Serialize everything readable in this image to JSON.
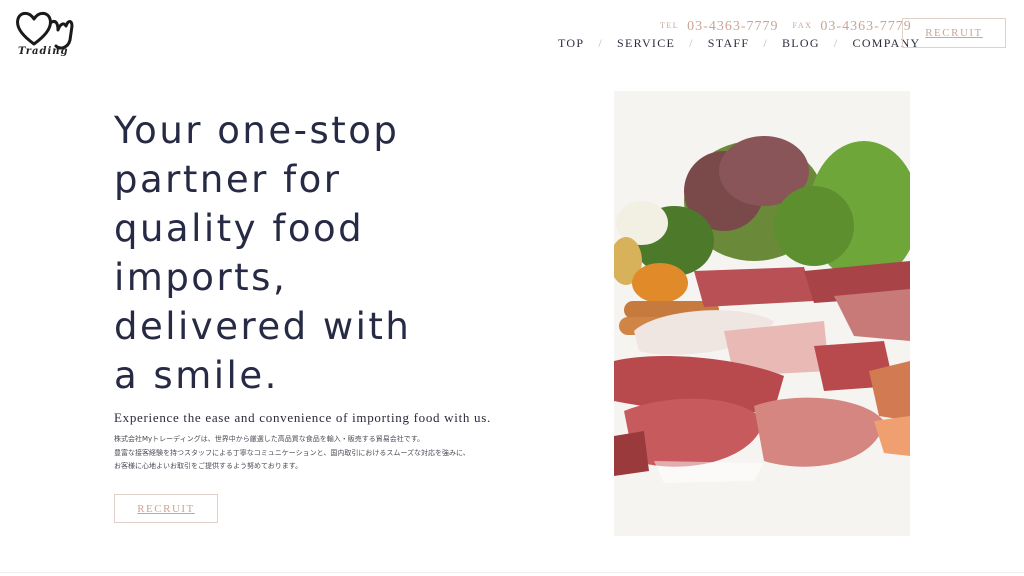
{
  "brand": {
    "logo_text": "Trading"
  },
  "contact": {
    "tel_label": "TEL",
    "tel": "03-4363-7779",
    "fax_label": "FAX",
    "fax": "03-4363-7779"
  },
  "nav": {
    "items": [
      {
        "label": "TOP"
      },
      {
        "label": "SERVICE"
      },
      {
        "label": "STAFF"
      },
      {
        "label": "BLOG"
      },
      {
        "label": "COMPANY"
      }
    ],
    "separator": "/"
  },
  "header_button": {
    "label": "RECRUIT"
  },
  "hero": {
    "title_lines": [
      "Your one-stop",
      "partner for",
      "quality food",
      "imports,",
      "delivered with",
      "a smile."
    ],
    "subtitle": "Experience the ease and convenience of importing food with us.",
    "description_lines": [
      "株式会社Myトレーディングは、世界中から厳選した高品質な食品を輸入・販売する貿易会社です。",
      "豊富な接客経験を持つスタッフによる丁寧なコミュニケーションと、国内取引におけるスムーズな対応を強みに、",
      "お客様に心地よいお取引をご提供するよう努めております。"
    ],
    "button_label": "RECRUIT"
  },
  "colors": {
    "accent": "#c9a595",
    "heading": "#262a44",
    "border": "#e0d2cb"
  },
  "icons": {
    "logo": "heart-my-logo-icon"
  },
  "image": {
    "subject": "assorted-meats-and-vegetables-photo"
  }
}
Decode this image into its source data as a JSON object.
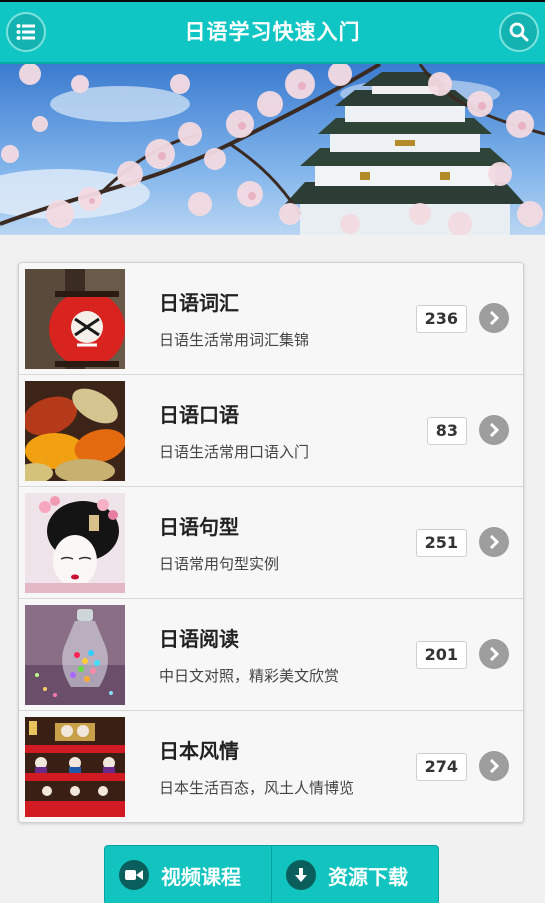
{
  "header": {
    "title": "日语学习快速入门",
    "menu_icon": "list-icon",
    "search_icon": "search-icon"
  },
  "items": [
    {
      "title": "日语词汇",
      "subtitle": "日语生活常用词汇集锦",
      "count": "236",
      "thumb": "red-lantern"
    },
    {
      "title": "日语口语",
      "subtitle": "日语生活常用口语入门",
      "count": "83",
      "thumb": "autumn-leaves"
    },
    {
      "title": "日语句型",
      "subtitle": "日语常用句型实例",
      "count": "251",
      "thumb": "geisha"
    },
    {
      "title": "日语阅读",
      "subtitle": "中日文对照，精彩美文欣赏",
      "count": "201",
      "thumb": "candy-jar"
    },
    {
      "title": "日本风情",
      "subtitle": "日本生活百态，风土人情博览",
      "count": "274",
      "thumb": "hina-dolls"
    }
  ],
  "footer": {
    "video_label": "视频课程",
    "download_label": "资源下载"
  },
  "colors": {
    "accent": "#0fc6c4",
    "arrow": "#9e9e9e"
  }
}
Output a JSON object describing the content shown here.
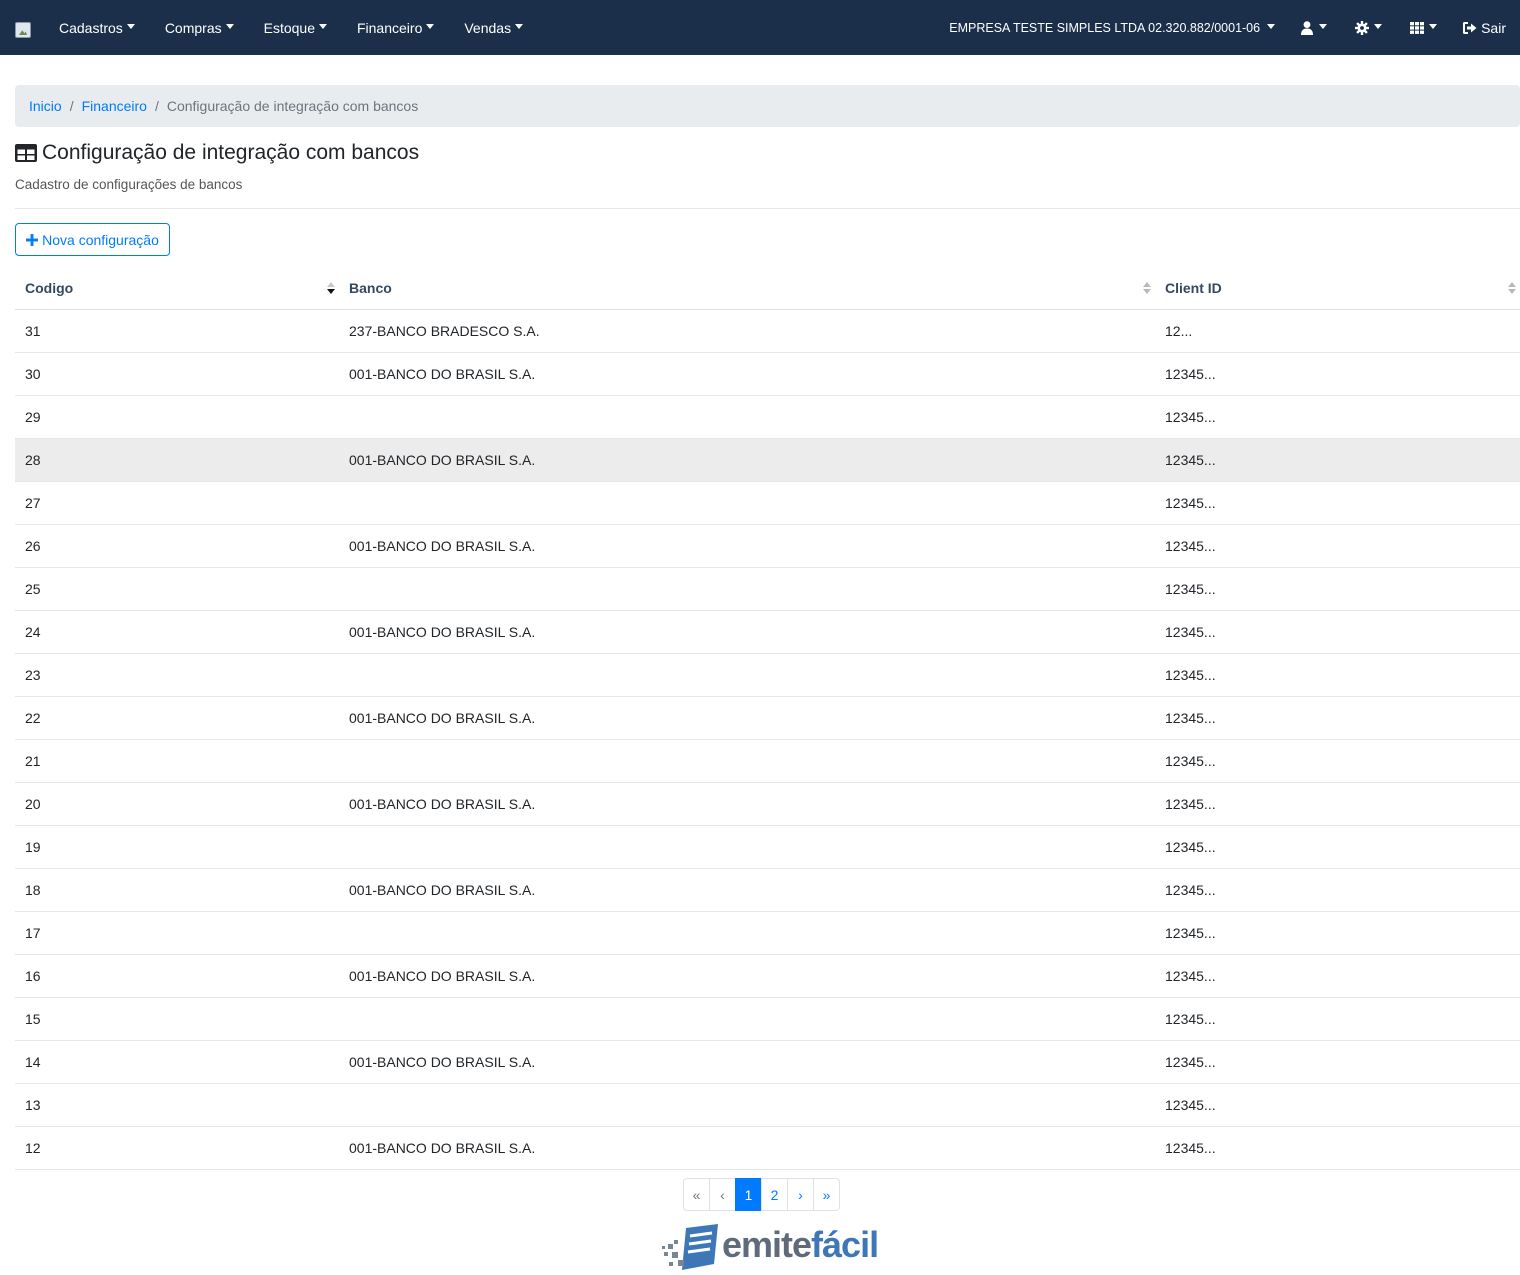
{
  "navbar": {
    "menus": [
      "Cadastros",
      "Compras",
      "Estoque",
      "Financeiro",
      "Vendas"
    ],
    "company": "EMPRESA TESTE SIMPLES LTDA 02.320.882/0001-06",
    "logout_label": "Sair",
    "icons": [
      "user-icon",
      "gear-icon",
      "grid-icon",
      "sign-out-icon"
    ]
  },
  "breadcrumb": {
    "home": "Inicio",
    "section": "Financeiro",
    "current": "Configuração de integração com bancos"
  },
  "page": {
    "title": "Configuração de integração com bancos",
    "subtitle": "Cadastro de configurações de bancos",
    "new_button": "Nova configuração"
  },
  "table": {
    "columns": [
      "Codigo",
      "Banco",
      "Client ID"
    ],
    "rows": [
      {
        "codigo": "31",
        "banco": "237-BANCO BRADESCO S.A.",
        "client_id": "12..."
      },
      {
        "codigo": "30",
        "banco": "001-BANCO DO BRASIL S.A.",
        "client_id": "12345..."
      },
      {
        "codigo": "29",
        "banco": "",
        "client_id": "12345..."
      },
      {
        "codigo": "28",
        "banco": "001-BANCO DO BRASIL S.A.",
        "client_id": "12345..."
      },
      {
        "codigo": "27",
        "banco": "",
        "client_id": "12345..."
      },
      {
        "codigo": "26",
        "banco": "001-BANCO DO BRASIL S.A.",
        "client_id": "12345..."
      },
      {
        "codigo": "25",
        "banco": "",
        "client_id": "12345..."
      },
      {
        "codigo": "24",
        "banco": "001-BANCO DO BRASIL S.A.",
        "client_id": "12345..."
      },
      {
        "codigo": "23",
        "banco": "",
        "client_id": "12345..."
      },
      {
        "codigo": "22",
        "banco": "001-BANCO DO BRASIL S.A.",
        "client_id": "12345..."
      },
      {
        "codigo": "21",
        "banco": "",
        "client_id": "12345..."
      },
      {
        "codigo": "20",
        "banco": "001-BANCO DO BRASIL S.A.",
        "client_id": "12345..."
      },
      {
        "codigo": "19",
        "banco": "",
        "client_id": "12345..."
      },
      {
        "codigo": "18",
        "banco": "001-BANCO DO BRASIL S.A.",
        "client_id": "12345..."
      },
      {
        "codigo": "17",
        "banco": "",
        "client_id": "12345..."
      },
      {
        "codigo": "16",
        "banco": "001-BANCO DO BRASIL S.A.",
        "client_id": "12345..."
      },
      {
        "codigo": "15",
        "banco": "",
        "client_id": "12345..."
      },
      {
        "codigo": "14",
        "banco": "001-BANCO DO BRASIL S.A.",
        "client_id": "12345..."
      },
      {
        "codigo": "13",
        "banco": "",
        "client_id": "12345..."
      },
      {
        "codigo": "12",
        "banco": "001-BANCO DO BRASIL S.A.",
        "client_id": "12345..."
      }
    ],
    "highlighted_row": 3
  },
  "pagination": {
    "first": "«",
    "prev": "‹",
    "pages": [
      "1",
      "2"
    ],
    "active_page": "1",
    "next": "›",
    "last": "»"
  },
  "footer": {
    "logo_text_part1": "emite",
    "logo_text_part2": "fácil"
  },
  "colors": {
    "navbar_bg": "#1b2f4a",
    "link": "#007bff",
    "header_text": "#34495e",
    "highlight_row": "#ececec"
  }
}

____________

Requirements: Pictures in the records should not appear in your copy, but everything else must be transcribed exactly.

Final answer:
Serialize everything readable in this image to JSON.
{
  "brand": {
    "logo_text": "Trading"
  },
  "contact": {
    "tel_label": "TEL",
    "tel": "03-4363-7779",
    "fax_label": "FAX",
    "fax": "03-4363-7779"
  },
  "nav": {
    "items": [
      {
        "label": "TOP"
      },
      {
        "label": "SERVICE"
      },
      {
        "label": "STAFF"
      },
      {
        "label": "BLOG"
      },
      {
        "label": "COMPANY"
      }
    ],
    "separator": "/"
  },
  "header_button": {
    "label": "RECRUIT"
  },
  "hero": {
    "title_lines": [
      "Your one-stop",
      "partner for",
      "quality food",
      "imports,",
      "delivered with",
      "a smile."
    ],
    "subtitle": "Experience the ease and convenience of importing food with us.",
    "description_lines": [
      "株式会社Myトレーディングは、世界中から厳選した高品質な食品を輸入・販売する貿易会社です。",
      "豊富な接客経験を持つスタッフによる丁寧なコミュニケーションと、国内取引におけるスムーズな対応を強みに、",
      "お客様に心地よいお取引をご提供するよう努めております。"
    ],
    "button_label": "RECRUIT"
  },
  "colors": {
    "accent": "#c9a595",
    "heading": "#262a44",
    "border": "#e0d2cb"
  },
  "icons": {
    "logo": "heart-my-logo-icon"
  },
  "image": {
    "subject": "assorted-meats-and-vegetables-photo"
  }
}
Decode this image into its source data as a JSON object.
{
  "header": {
    "title": "日语学习快速入门",
    "menu_icon": "list-icon",
    "search_icon": "search-icon"
  },
  "items": [
    {
      "title": "日语词汇",
      "subtitle": "日语生活常用词汇集锦",
      "count": "236",
      "thumb": "red-lantern"
    },
    {
      "title": "日语口语",
      "subtitle": "日语生活常用口语入门",
      "count": "83",
      "thumb": "autumn-leaves"
    },
    {
      "title": "日语句型",
      "subtitle": "日语常用句型实例",
      "count": "251",
      "thumb": "geisha"
    },
    {
      "title": "日语阅读",
      "subtitle": "中日文对照，精彩美文欣赏",
      "count": "201",
      "thumb": "candy-jar"
    },
    {
      "title": "日本风情",
      "subtitle": "日本生活百态，风土人情博览",
      "count": "274",
      "thumb": "hina-dolls"
    }
  ],
  "footer": {
    "video_label": "视频课程",
    "download_label": "资源下载"
  },
  "colors": {
    "accent": "#0fc6c4",
    "arrow": "#9e9e9e"
  }
}
Output a JSON object describing the content shown here.
{
  "navbar": {
    "menus": [
      "Cadastros",
      "Compras",
      "Estoque",
      "Financeiro",
      "Vendas"
    ],
    "company": "EMPRESA TESTE SIMPLES LTDA 02.320.882/0001-06",
    "logout_label": "Sair",
    "icons": [
      "user-icon",
      "gear-icon",
      "grid-icon",
      "sign-out-icon"
    ]
  },
  "breadcrumb": {
    "home": "Inicio",
    "section": "Financeiro",
    "current": "Configuração de integração com bancos"
  },
  "page": {
    "title": "Configuração de integração com bancos",
    "subtitle": "Cadastro de configurações de bancos",
    "new_button": "Nova configuração"
  },
  "table": {
    "columns": [
      "Codigo",
      "Banco",
      "Client ID"
    ],
    "rows": [
      {
        "codigo": "31",
        "banco": "237-BANCO BRADESCO S.A.",
        "client_id": "12..."
      },
      {
        "codigo": "30",
        "banco": "001-BANCO DO BRASIL S.A.",
        "client_id": "12345..."
      },
      {
        "codigo": "29",
        "banco": "",
        "client_id": "12345..."
      },
      {
        "codigo": "28",
        "banco": "001-BANCO DO BRASIL S.A.",
        "client_id": "12345..."
      },
      {
        "codigo": "27",
        "banco": "",
        "client_id": "12345..."
      },
      {
        "codigo": "26",
        "banco": "001-BANCO DO BRASIL S.A.",
        "client_id": "12345..."
      },
      {
        "codigo": "25",
        "banco": "",
        "client_id": "12345..."
      },
      {
        "codigo": "24",
        "banco": "001-BANCO DO BRASIL S.A.",
        "client_id": "12345..."
      },
      {
        "codigo": "23",
        "banco": "",
        "client_id": "12345..."
      },
      {
        "codigo": "22",
        "banco": "001-BANCO DO BRASIL S.A.",
        "client_id": "12345..."
      },
      {
        "codigo": "21",
        "banco": "",
        "client_id": "12345..."
      },
      {
        "codigo": "20",
        "banco": "001-BANCO DO BRASIL S.A.",
        "client_id": "12345..."
      },
      {
        "codigo": "19",
        "banco": "",
        "client_id": "12345..."
      },
      {
        "codigo": "18",
        "banco": "001-BANCO DO BRASIL S.A.",
        "client_id": "12345..."
      },
      {
        "codigo": "17",
        "banco": "",
        "client_id": "12345..."
      },
      {
        "codigo": "16",
        "banco": "001-BANCO DO BRASIL S.A.",
        "client_id": "12345..."
      },
      {
        "codigo": "15",
        "banco": "",
        "client_id": "12345..."
      },
      {
        "codigo": "14",
        "banco": "001-BANCO DO BRASIL S.A.",
        "client_id": "12345..."
      },
      {
        "codigo": "13",
        "banco": "",
        "client_id": "12345..."
      },
      {
        "codigo": "12",
        "banco": "001-BANCO DO BRASIL S.A.",
        "client_id": "12345..."
      }
    ],
    "highlighted_row": 3
  },
  "pagination": {
    "first": "«",
    "prev": "‹",
    "pages": [
      "1",
      "2"
    ],
    "active_page": "1",
    "next": "›",
    "last": "»"
  },
  "footer": {
    "logo_text_part1": "emite",
    "logo_text_part2": "fácil"
  },
  "colors": {
    "navbar_bg": "#1b2f4a",
    "link": "#007bff",
    "header_text": "#34495e",
    "highlight_row": "#ececec"
  }
}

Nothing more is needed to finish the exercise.